Given problem -> Single out the lines of the material that contain "page" and copy them.

───── Material to process ─────

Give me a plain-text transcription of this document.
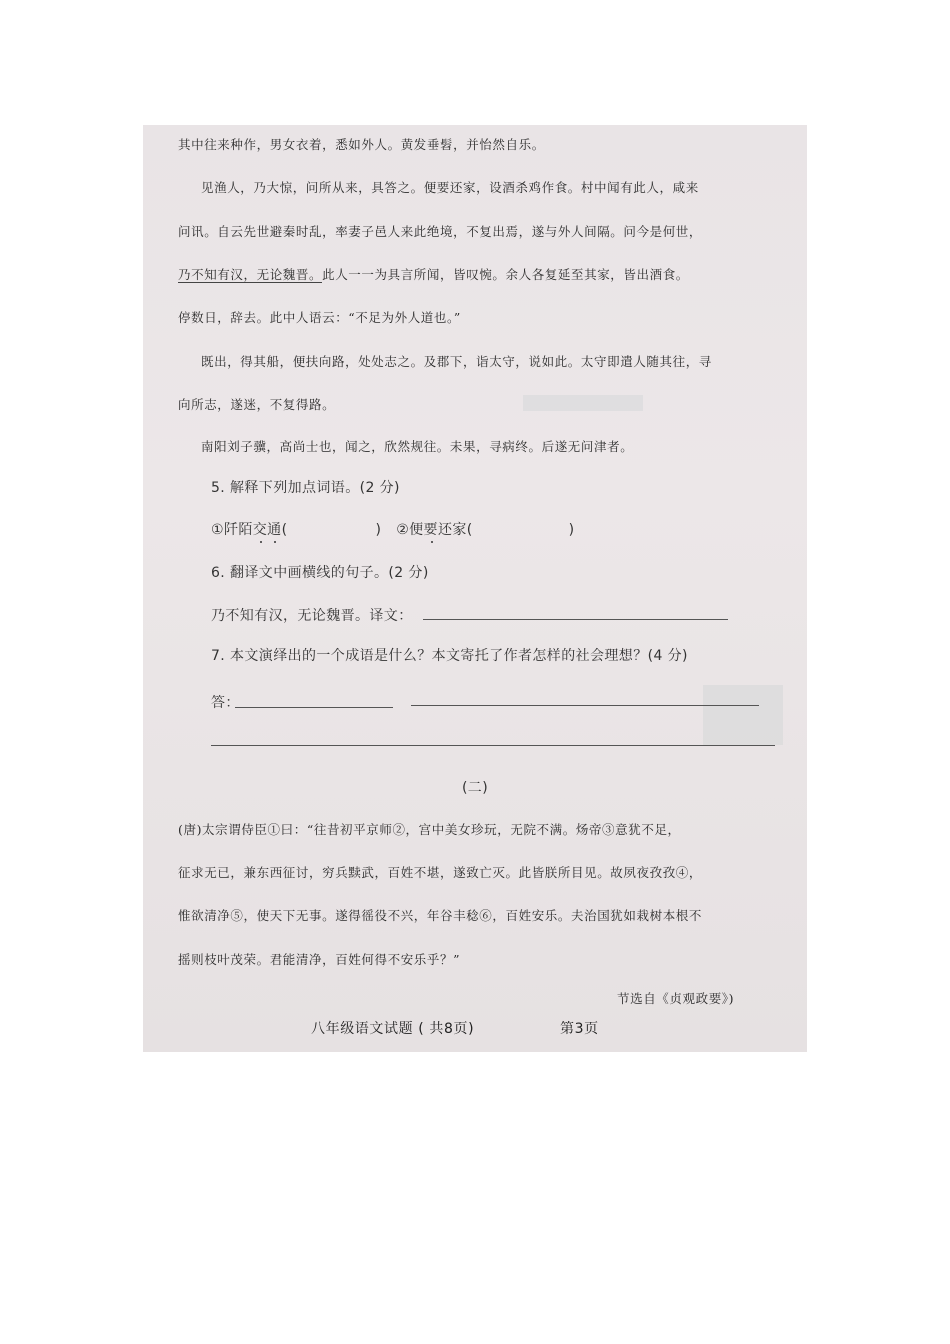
其中往来种作，男女衣着，悉如外人。黄发垂髫，并怡然自乐。
见渔人，乃大惊，问所从来，具答之。便要还家，设酒杀鸡作食。村中闻有此人，咸来
问讯。自云先世避秦时乱，率妻子邑人来此绝境，不复出焉，遂与外人间隔。问今是何世，
乃不知有汉，无论魏晋。此人一一为具言所闻，皆叹惋。余人各复延至其家，皆出酒食。
停数日，辞去。此中人语云：“不足为外人道也。”
既出，得其船，便扶向路，处处志之。及郡下，诣太守，说如此。太守即遣人随其往，寻
向所志，遂迷，不复得路。
南阳刘子骥，高尚士也，闻之，欣然规往。未果，寻病终。后遂无问津者。
5. 解释下列加点词语。(2 分)
①阡陌交通(	) ②便要还家(	)
6. 翻译文中画横线的句子。(2 分)
乃不知有汉，无论魏晋。译文：
7. 本文演绎出的一个成语是什么？本文寄托了作者怎样的社会理想？(4 分)
答：
(二)
(唐)太宗谓侍臣①曰：“往昔初平京师②，宫中美女珍玩，无院不满。炀帝③意犹不足，
征求无已，兼东西征讨，穷兵黩武，百姓不堪，遂致亡灭。此皆朕所目见。故夙夜孜孜④，
惟欲清净⑤，使天下无事。遂得徭役不兴，年谷丰稔⑥，百姓安乐。夫治国犹如栽树本根不
摇则枝叶茂荣。君能清净，百姓何得不安乐乎？”
节选自《贞观政要》)
八年级语文试题 ( 共8页)	第3页
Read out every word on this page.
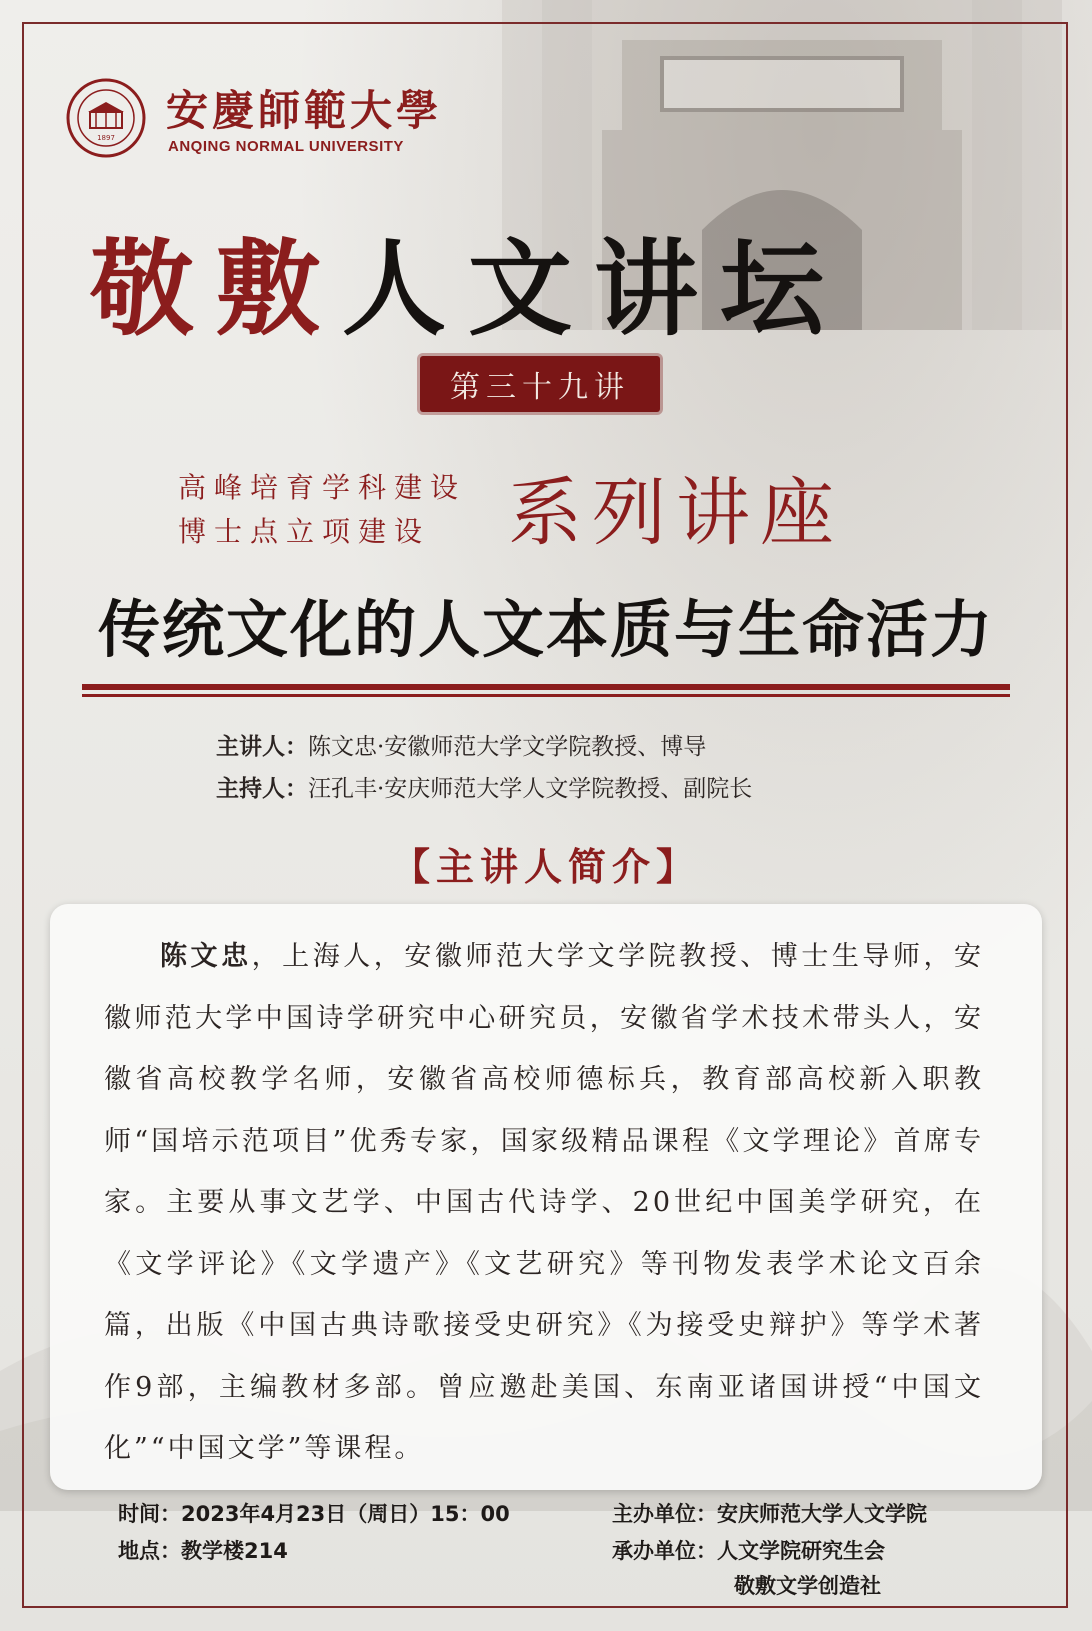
1897
安慶師範大學
ANQING NORMAL UNIVERSITY
敬敷人文讲坛
第三十九讲
高峰培育学科建设
博士点立项建设	系列讲座
传统文化的人文本质与生命活力
主讲人：陈文忠·安徽师范大学文学院教授、博导
主持人：汪孔丰·安庆师范大学人文学院教授、副院长
【主讲人简介】
陈文忠，上海人，安徽师范大学文学院教授、博士生导师，安徽师范大学中国诗学研究中心研究员，安徽省学术技术带头人，安徽省高校教学名师，安徽省高校师德标兵，教育部高校新入职教师“国培示范项目”优秀专家，国家级精品课程《文学理论》首席专家。主要从事文艺学、中国古代诗学、20世纪中国美学研究，在《文学评论》《文学遗产》《文艺研究》等刊物发表学术论文百余篇，出版《中国古典诗歌接受史研究》《为接受史辩护》等学术著作9部，主编教材多部。曾应邀赴美国、东南亚诸国讲授“中国文化”“中国文学”等课程。
时间：2023年4月23日（周日）15：00
地点：教学楼214
主办单位：安庆师范大学人文学院
承办单位：人文学院研究生会
敬敷文学创造社
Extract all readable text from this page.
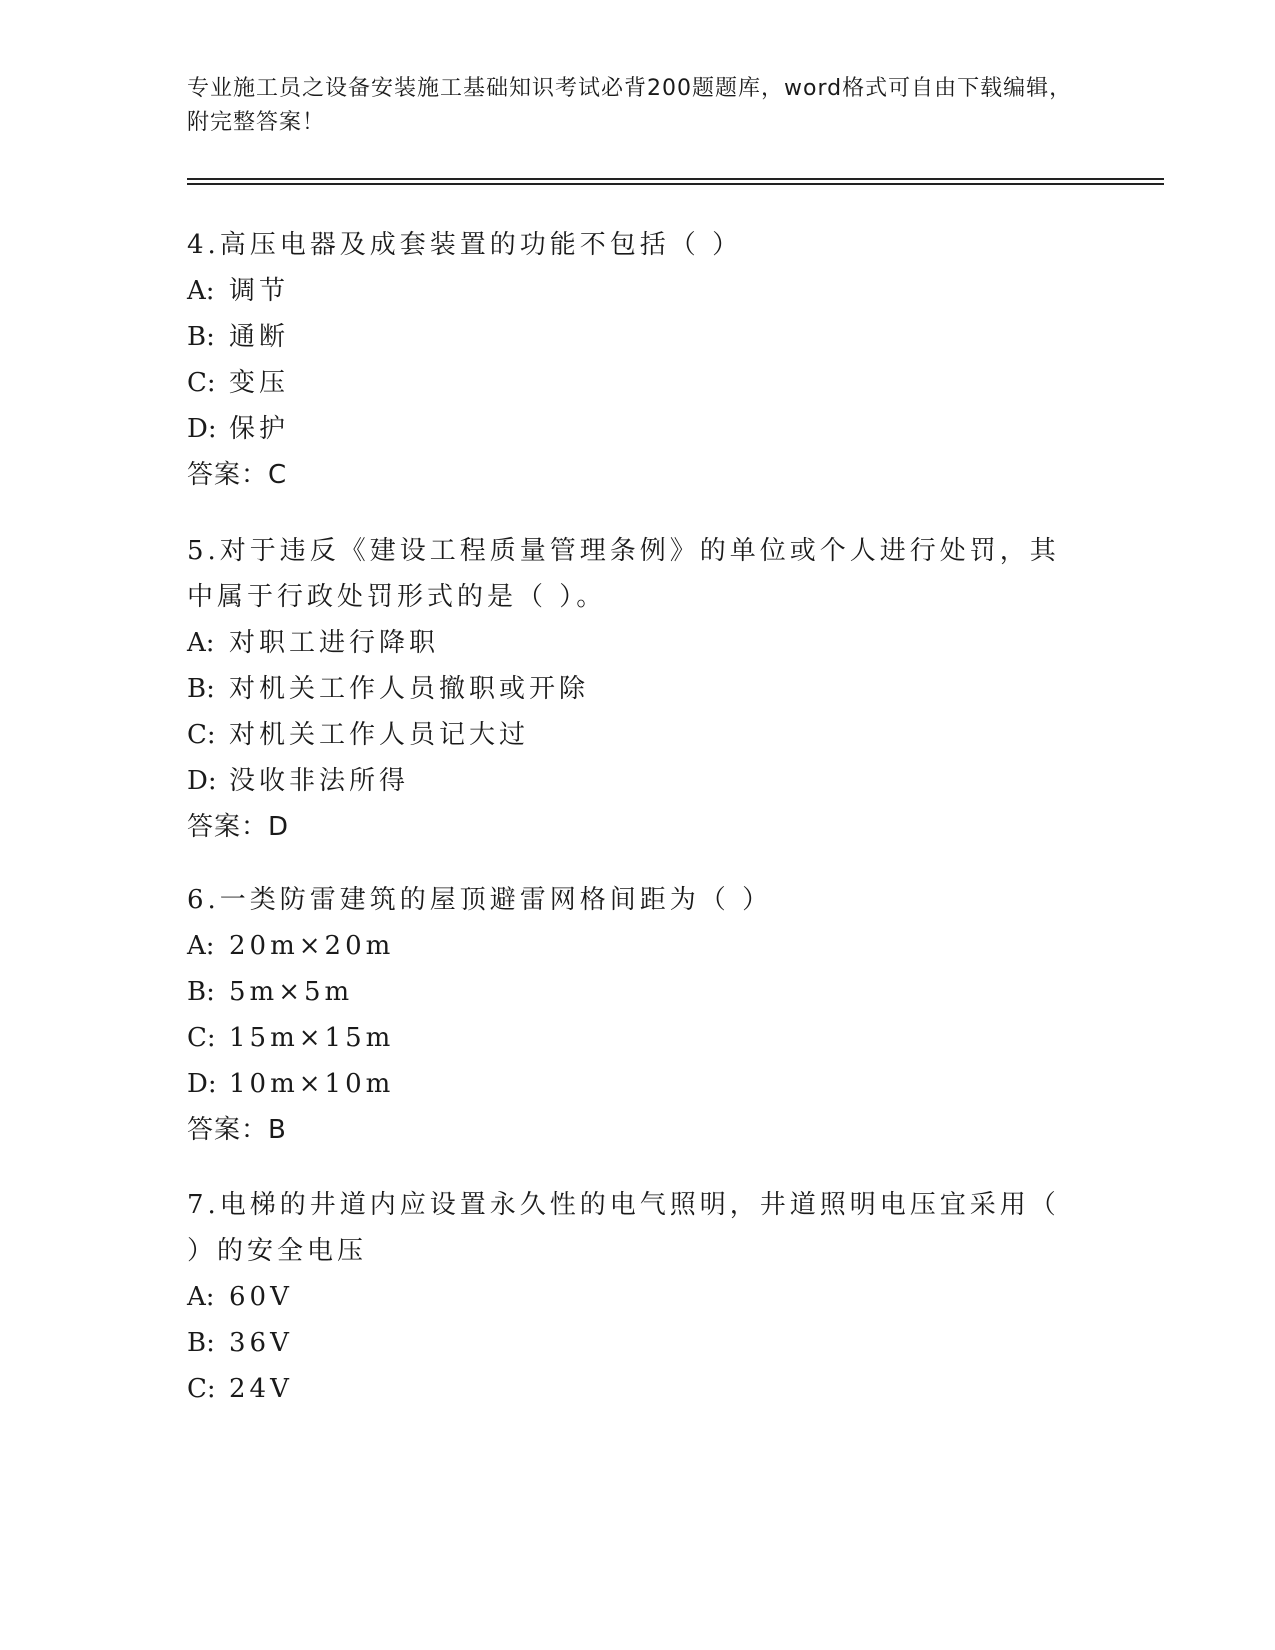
专业施工员之设备安装施工基础知识考试必背200题题库，word格式可自由下载编辑，附完整答案！

4.高压电器及成套装置的功能不包括（ ）

A: 调节

B: 通断

C: 变压

D: 保护

答案：C

5.对于违反《建设工程质量管理条例》的单位或个人进行处罚，其中属于行政处罚形式的是（ ）。

A: 对职工进行降职

B: 对机关工作人员撤职或开除

C: 对机关工作人员记大过

D: 没收非法所得

答案：D

6.一类防雷建筑的屋顶避雷网格间距为（ ）

A: 20m×20m

B: 5m×5m

C: 15m×15m

D: 10m×10m

答案：B

7.电梯的井道内应设置永久性的电气照明，井道照明电压宜采用（ ）的安全电压

A: 60V

B: 36V

C: 24V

─────

Solution ->
Read out every word on this page.
Extract all readable text from this page.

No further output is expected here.